TO BE DONE
Go through the lines below. Copy those with "input".
-------------------------
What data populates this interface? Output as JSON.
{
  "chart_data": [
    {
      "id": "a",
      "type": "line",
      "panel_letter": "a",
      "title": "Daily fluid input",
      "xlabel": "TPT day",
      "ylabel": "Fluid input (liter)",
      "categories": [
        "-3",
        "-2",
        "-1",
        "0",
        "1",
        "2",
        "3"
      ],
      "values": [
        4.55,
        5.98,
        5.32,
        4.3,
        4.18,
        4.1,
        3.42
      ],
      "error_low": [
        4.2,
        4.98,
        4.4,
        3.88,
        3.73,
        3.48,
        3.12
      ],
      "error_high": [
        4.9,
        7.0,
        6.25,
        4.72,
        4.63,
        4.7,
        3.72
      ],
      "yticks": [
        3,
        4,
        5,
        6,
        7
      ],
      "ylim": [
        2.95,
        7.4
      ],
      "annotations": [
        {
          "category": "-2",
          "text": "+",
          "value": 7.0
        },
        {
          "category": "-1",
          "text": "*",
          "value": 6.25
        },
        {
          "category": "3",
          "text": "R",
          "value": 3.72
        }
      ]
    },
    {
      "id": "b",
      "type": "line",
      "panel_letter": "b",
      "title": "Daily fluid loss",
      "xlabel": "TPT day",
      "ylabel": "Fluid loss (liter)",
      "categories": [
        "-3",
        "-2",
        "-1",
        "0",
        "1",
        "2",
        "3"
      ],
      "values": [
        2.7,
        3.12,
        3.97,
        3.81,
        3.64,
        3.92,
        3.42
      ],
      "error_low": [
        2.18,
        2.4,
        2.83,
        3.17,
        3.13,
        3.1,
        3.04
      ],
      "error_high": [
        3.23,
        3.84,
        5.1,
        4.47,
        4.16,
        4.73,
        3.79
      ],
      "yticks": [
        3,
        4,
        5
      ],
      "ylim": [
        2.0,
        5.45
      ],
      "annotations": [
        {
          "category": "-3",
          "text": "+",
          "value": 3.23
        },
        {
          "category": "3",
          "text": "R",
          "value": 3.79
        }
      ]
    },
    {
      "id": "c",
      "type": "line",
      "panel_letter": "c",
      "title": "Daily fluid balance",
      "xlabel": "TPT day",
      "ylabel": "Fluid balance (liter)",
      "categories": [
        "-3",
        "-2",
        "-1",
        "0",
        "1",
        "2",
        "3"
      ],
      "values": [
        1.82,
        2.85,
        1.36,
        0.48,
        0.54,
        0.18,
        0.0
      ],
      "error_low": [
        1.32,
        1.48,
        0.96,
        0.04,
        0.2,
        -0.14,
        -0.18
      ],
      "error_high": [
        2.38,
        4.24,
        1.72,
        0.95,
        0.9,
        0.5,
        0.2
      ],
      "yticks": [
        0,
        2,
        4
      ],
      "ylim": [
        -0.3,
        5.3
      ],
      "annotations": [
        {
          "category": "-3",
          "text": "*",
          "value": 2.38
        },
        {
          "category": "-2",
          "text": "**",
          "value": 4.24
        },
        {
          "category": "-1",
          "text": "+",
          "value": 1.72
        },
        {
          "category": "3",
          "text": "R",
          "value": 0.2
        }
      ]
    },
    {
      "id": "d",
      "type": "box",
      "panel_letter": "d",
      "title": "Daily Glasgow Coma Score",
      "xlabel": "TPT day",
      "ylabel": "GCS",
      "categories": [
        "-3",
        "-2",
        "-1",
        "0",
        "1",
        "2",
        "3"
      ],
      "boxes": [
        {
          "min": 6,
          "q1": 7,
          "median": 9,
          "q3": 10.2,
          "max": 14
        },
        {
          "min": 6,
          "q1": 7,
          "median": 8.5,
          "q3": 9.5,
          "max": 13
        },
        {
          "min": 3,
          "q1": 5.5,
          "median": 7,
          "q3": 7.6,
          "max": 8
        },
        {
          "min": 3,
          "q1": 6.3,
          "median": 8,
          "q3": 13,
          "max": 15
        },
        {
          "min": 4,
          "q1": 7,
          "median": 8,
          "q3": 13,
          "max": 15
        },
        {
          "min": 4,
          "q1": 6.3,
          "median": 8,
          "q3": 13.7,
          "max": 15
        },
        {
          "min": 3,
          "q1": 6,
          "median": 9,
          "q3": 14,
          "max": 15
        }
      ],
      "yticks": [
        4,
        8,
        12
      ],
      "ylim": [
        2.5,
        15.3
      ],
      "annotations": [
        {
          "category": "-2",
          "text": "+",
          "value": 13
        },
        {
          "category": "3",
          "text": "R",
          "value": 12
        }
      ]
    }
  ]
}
-------------------------
CORRECT OUTPUT
      "title": "Daily fluid input",
      "ylabel": "Fluid input (liter)",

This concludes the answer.